**REQUIRED TASK**
Filter for the word "Recinto" and keep each matching line.

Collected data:
######
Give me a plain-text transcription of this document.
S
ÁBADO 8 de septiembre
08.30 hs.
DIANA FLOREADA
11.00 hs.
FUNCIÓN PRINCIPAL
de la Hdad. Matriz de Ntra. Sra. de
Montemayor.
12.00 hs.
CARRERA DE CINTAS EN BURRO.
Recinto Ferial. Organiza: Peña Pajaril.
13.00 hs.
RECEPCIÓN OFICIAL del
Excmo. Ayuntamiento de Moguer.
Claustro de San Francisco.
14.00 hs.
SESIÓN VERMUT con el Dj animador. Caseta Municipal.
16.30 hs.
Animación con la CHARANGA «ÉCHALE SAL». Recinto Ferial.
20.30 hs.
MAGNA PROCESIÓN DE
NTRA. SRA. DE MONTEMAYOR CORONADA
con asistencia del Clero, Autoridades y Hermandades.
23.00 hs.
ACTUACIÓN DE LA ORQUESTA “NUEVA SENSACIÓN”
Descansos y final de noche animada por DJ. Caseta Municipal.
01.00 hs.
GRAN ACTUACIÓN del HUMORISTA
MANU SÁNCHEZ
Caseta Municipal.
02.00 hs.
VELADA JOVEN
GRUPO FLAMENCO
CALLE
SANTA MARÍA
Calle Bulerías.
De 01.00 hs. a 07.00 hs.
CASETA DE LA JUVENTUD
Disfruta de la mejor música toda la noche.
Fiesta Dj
######
**RESULT FOR THIS EXERCISE**
Recinto Ferial. Organiza: Peña Pajaril.
Animación con la CHARANGA «ÉCHALE SAL». Recinto Ferial.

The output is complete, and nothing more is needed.